• [What this task involves]
The exercise asks you to copy every line below in which "notice" appears.

--------

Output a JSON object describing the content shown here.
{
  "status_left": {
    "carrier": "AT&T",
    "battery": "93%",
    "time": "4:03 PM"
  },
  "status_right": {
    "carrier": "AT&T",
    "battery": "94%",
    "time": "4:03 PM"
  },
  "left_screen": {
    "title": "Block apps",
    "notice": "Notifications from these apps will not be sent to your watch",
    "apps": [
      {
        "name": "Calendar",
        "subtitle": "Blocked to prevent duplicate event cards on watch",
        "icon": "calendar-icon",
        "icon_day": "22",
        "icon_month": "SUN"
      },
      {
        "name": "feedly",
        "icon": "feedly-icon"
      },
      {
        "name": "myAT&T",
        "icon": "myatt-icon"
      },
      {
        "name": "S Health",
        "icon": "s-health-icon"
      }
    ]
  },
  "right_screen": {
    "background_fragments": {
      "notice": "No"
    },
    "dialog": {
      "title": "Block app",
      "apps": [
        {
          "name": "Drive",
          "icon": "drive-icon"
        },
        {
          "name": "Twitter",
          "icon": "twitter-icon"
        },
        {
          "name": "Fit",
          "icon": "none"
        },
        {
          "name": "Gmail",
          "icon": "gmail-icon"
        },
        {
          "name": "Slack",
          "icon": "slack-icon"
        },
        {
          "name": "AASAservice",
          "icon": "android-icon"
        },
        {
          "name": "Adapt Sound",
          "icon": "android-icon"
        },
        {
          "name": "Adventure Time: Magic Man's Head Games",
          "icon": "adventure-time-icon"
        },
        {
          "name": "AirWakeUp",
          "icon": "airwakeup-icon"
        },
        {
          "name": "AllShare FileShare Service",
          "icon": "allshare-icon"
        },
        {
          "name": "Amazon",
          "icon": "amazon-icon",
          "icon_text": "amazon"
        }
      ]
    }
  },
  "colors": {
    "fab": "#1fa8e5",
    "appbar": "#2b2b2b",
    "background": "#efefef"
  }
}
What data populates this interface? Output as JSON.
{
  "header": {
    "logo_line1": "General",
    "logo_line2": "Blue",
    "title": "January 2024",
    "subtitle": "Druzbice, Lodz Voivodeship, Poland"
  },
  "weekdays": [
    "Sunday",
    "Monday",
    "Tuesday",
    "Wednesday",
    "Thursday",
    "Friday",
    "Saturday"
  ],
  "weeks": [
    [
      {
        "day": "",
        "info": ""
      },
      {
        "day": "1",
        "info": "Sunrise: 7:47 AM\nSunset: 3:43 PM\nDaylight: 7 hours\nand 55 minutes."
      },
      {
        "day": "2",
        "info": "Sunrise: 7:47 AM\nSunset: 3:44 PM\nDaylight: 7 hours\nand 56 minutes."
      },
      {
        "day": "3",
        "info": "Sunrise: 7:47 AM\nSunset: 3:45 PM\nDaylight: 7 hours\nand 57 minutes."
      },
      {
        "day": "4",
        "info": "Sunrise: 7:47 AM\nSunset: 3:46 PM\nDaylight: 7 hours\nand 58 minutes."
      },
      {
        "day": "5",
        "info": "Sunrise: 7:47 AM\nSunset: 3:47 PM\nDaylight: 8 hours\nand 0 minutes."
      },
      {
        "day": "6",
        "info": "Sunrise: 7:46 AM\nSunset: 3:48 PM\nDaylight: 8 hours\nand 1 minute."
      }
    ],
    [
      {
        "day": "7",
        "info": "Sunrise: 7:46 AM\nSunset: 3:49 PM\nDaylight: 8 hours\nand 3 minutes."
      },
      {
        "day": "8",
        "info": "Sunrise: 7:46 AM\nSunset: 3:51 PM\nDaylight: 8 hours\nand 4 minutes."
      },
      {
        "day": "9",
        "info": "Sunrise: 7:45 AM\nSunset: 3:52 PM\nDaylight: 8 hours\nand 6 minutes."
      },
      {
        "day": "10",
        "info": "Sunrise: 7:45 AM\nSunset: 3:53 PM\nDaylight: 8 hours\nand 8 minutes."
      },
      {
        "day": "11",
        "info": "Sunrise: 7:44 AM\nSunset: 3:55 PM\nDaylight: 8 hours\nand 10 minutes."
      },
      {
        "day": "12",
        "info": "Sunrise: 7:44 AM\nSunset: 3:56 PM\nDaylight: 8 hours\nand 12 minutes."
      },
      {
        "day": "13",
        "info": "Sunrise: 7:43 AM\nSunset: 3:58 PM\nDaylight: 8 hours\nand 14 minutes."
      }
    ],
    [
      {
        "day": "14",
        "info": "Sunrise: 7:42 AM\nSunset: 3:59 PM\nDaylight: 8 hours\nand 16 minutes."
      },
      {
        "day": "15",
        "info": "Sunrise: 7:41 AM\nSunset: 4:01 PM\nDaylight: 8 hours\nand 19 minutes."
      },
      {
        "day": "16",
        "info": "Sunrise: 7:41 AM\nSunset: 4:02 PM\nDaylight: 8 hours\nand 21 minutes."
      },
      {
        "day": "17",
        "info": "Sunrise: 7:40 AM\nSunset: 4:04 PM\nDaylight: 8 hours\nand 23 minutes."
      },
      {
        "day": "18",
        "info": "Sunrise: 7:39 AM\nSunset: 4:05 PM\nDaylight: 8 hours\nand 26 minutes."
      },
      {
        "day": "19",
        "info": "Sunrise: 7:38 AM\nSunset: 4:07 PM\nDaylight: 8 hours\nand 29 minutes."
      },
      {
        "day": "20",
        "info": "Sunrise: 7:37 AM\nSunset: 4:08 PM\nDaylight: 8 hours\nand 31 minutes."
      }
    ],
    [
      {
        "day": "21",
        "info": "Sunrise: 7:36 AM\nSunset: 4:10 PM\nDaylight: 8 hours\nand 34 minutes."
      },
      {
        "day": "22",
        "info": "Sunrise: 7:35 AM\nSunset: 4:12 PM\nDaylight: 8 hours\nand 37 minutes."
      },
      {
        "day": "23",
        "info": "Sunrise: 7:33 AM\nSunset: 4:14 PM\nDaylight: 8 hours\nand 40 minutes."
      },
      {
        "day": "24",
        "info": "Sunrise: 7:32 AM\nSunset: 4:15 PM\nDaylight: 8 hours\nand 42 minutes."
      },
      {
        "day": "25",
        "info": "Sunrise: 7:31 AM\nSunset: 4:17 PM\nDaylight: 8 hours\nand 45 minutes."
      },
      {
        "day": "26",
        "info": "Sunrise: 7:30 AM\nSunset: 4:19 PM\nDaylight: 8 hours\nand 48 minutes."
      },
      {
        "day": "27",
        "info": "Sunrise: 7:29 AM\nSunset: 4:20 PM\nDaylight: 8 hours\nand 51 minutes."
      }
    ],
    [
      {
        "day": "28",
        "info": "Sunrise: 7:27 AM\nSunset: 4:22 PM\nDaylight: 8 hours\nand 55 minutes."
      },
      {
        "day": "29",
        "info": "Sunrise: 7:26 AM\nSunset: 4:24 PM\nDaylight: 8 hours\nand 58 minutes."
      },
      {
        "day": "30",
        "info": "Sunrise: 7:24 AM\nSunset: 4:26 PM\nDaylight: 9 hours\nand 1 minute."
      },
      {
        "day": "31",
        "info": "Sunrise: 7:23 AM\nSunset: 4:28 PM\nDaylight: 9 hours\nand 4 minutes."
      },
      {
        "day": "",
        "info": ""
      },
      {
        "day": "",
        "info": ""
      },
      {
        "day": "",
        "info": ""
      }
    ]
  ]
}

--------

• [Exercise answer]
    "notice": "Notifications from these apps will not be sent to your watch",
      "notice": "No"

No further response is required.